TASK DETAILS
The records that follow are to be repeated exactly, with the pictures removed.

MATERIAL PROVIDED

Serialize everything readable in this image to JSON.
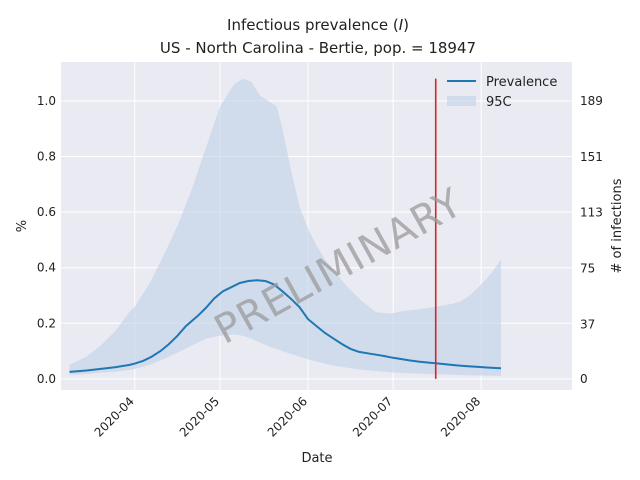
{
  "chart_data": {
    "type": "line",
    "title_line1": "Infectious prevalence (",
    "title_var": "I",
    "title_line1_end": ")",
    "title_line2": "US - North Carolina - Bertie, pop. = 18947",
    "xlabel": "Date",
    "ylabel": "%",
    "ylabel_right": "# of infections",
    "x_ticks": [
      "2020-04",
      "2020-05",
      "2020-06",
      "2020-07",
      "2020-08"
    ],
    "y_ticks": [
      "0.0",
      "0.2",
      "0.4",
      "0.6",
      "0.8",
      "1.0"
    ],
    "y_ticks_right": [
      "0",
      "37",
      "75",
      "113",
      "151",
      "189"
    ],
    "ylim": [
      -0.04,
      1.14
    ],
    "xlim_days": [
      -26,
      154
    ],
    "grid": true,
    "legend_position": "top-right",
    "legend": [
      "Prevalence",
      "95C"
    ],
    "watermark": "PRELIMINARY",
    "vline_day": 106,
    "colors": {
      "line": "#1f77b4",
      "band": "#b9cde5",
      "vline": "#d62728",
      "background": "#eaeaf2",
      "grid": "#ffffff"
    },
    "series": [
      {
        "name": "Prevalence",
        "x": [
          -23,
          -17,
          -12,
          -7,
          -2,
          0,
          3,
          6,
          9,
          12,
          15,
          18,
          22,
          25,
          28,
          31,
          34,
          37,
          40,
          43,
          46,
          49,
          52,
          55,
          58,
          61,
          64,
          67,
          70,
          73,
          76,
          79,
          82,
          85,
          88,
          91,
          94,
          97,
          100,
          103,
          106,
          109,
          112,
          115,
          118,
          121,
          124,
          127,
          129
        ],
        "y": [
          0.025,
          0.03,
          0.036,
          0.042,
          0.05,
          0.055,
          0.065,
          0.08,
          0.1,
          0.125,
          0.155,
          0.19,
          0.225,
          0.255,
          0.29,
          0.315,
          0.33,
          0.345,
          0.352,
          0.355,
          0.352,
          0.34,
          0.315,
          0.288,
          0.258,
          0.215,
          0.19,
          0.165,
          0.145,
          0.125,
          0.108,
          0.097,
          0.092,
          0.087,
          0.082,
          0.076,
          0.071,
          0.066,
          0.062,
          0.059,
          0.056,
          0.053,
          0.05,
          0.047,
          0.045,
          0.043,
          0.041,
          0.039,
          0.038
        ]
      }
    ],
    "band": {
      "name": "95C",
      "x": [
        -23,
        -17,
        -12,
        -7,
        -2,
        0,
        5,
        10,
        15,
        20,
        25,
        30,
        35,
        38,
        41,
        44,
        47,
        50,
        52,
        55,
        58,
        61,
        64,
        67,
        70,
        75,
        80,
        85,
        90,
        95,
        100,
        103,
        106,
        109,
        112,
        115,
        118,
        121,
        124,
        127,
        129
      ],
      "upper": [
        0.05,
        0.08,
        0.12,
        0.17,
        0.24,
        0.26,
        0.34,
        0.44,
        0.55,
        0.68,
        0.83,
        0.98,
        1.06,
        1.08,
        1.07,
        1.02,
        1.0,
        0.98,
        0.9,
        0.75,
        0.62,
        0.54,
        0.48,
        0.43,
        0.39,
        0.33,
        0.28,
        0.24,
        0.235,
        0.245,
        0.25,
        0.255,
        0.26,
        0.265,
        0.27,
        0.28,
        0.3,
        0.33,
        0.36,
        0.4,
        0.43
      ],
      "lower": [
        0.015,
        0.018,
        0.022,
        0.026,
        0.032,
        0.036,
        0.05,
        0.07,
        0.095,
        0.12,
        0.145,
        0.155,
        0.16,
        0.155,
        0.145,
        0.132,
        0.118,
        0.108,
        0.1,
        0.09,
        0.08,
        0.07,
        0.062,
        0.055,
        0.048,
        0.04,
        0.033,
        0.028,
        0.024,
        0.021,
        0.019,
        0.018,
        0.017,
        0.016,
        0.015,
        0.014,
        0.013,
        0.012,
        0.012,
        0.011,
        0.011
      ]
    }
  }
}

CORRECT ANSWER
Serialize everything readable in this image to JSON.
{
  "chart_data": {
    "type": "line",
    "title_line1": "Infectious prevalence (",
    "title_var": "I",
    "title_line1_end": ")",
    "title_line2": "US - North Carolina - Bertie, pop. = 18947",
    "xlabel": "Date",
    "ylabel": "%",
    "ylabel_right": "# of infections",
    "x_ticks": [
      "2020-04",
      "2020-05",
      "2020-06",
      "2020-07",
      "2020-08"
    ],
    "y_ticks": [
      "0.0",
      "0.2",
      "0.4",
      "0.6",
      "0.8",
      "1.0"
    ],
    "y_ticks_right": [
      "0",
      "37",
      "75",
      "113",
      "151",
      "189"
    ],
    "ylim": [
      -0.04,
      1.14
    ],
    "xlim_days": [
      -26,
      154
    ],
    "grid": true,
    "legend_position": "top-right",
    "legend": [
      "Prevalence",
      "95C"
    ],
    "watermark": "PRELIMINARY",
    "vline_day": 106,
    "colors": {
      "line": "#1f77b4",
      "band": "#b9cde5",
      "vline": "#d62728",
      "background": "#eaeaf2",
      "grid": "#ffffff"
    },
    "series": [
      {
        "name": "Prevalence",
        "x": [
          -23,
          -17,
          -12,
          -7,
          -2,
          0,
          3,
          6,
          9,
          12,
          15,
          18,
          22,
          25,
          28,
          31,
          34,
          37,
          40,
          43,
          46,
          49,
          52,
          55,
          58,
          61,
          64,
          67,
          70,
          73,
          76,
          79,
          82,
          85,
          88,
          91,
          94,
          97,
          100,
          103,
          106,
          109,
          112,
          115,
          118,
          121,
          124,
          127,
          129
        ],
        "y": [
          0.025,
          0.03,
          0.036,
          0.042,
          0.05,
          0.055,
          0.065,
          0.08,
          0.1,
          0.125,
          0.155,
          0.19,
          0.225,
          0.255,
          0.29,
          0.315,
          0.33,
          0.345,
          0.352,
          0.355,
          0.352,
          0.34,
          0.315,
          0.288,
          0.258,
          0.215,
          0.19,
          0.165,
          0.145,
          0.125,
          0.108,
          0.097,
          0.092,
          0.087,
          0.082,
          0.076,
          0.071,
          0.066,
          0.062,
          0.059,
          0.056,
          0.053,
          0.05,
          0.047,
          0.045,
          0.043,
          0.041,
          0.039,
          0.038
        ]
      }
    ],
    "band": {
      "name": "95C",
      "x": [
        -23,
        -17,
        -12,
        -7,
        -2,
        0,
        5,
        10,
        15,
        20,
        25,
        30,
        35,
        38,
        41,
        44,
        47,
        50,
        52,
        55,
        58,
        61,
        64,
        67,
        70,
        75,
        80,
        85,
        90,
        95,
        100,
        103,
        106,
        109,
        112,
        115,
        118,
        121,
        124,
        127,
        129
      ],
      "upper": [
        0.05,
        0.08,
        0.12,
        0.17,
        0.24,
        0.26,
        0.34,
        0.44,
        0.55,
        0.68,
        0.83,
        0.98,
        1.06,
        1.08,
        1.07,
        1.02,
        1.0,
        0.98,
        0.9,
        0.75,
        0.62,
        0.54,
        0.48,
        0.43,
        0.39,
        0.33,
        0.28,
        0.24,
        0.235,
        0.245,
        0.25,
        0.255,
        0.26,
        0.265,
        0.27,
        0.28,
        0.3,
        0.33,
        0.36,
        0.4,
        0.43
      ],
      "lower": [
        0.015,
        0.018,
        0.022,
        0.026,
        0.032,
        0.036,
        0.05,
        0.07,
        0.095,
        0.12,
        0.145,
        0.155,
        0.16,
        0.155,
        0.145,
        0.132,
        0.118,
        0.108,
        0.1,
        0.09,
        0.08,
        0.07,
        0.062,
        0.055,
        0.048,
        0.04,
        0.033,
        0.028,
        0.024,
        0.021,
        0.019,
        0.018,
        0.017,
        0.016,
        0.015,
        0.014,
        0.013,
        0.012,
        0.012,
        0.011,
        0.011
      ]
    }
  }
}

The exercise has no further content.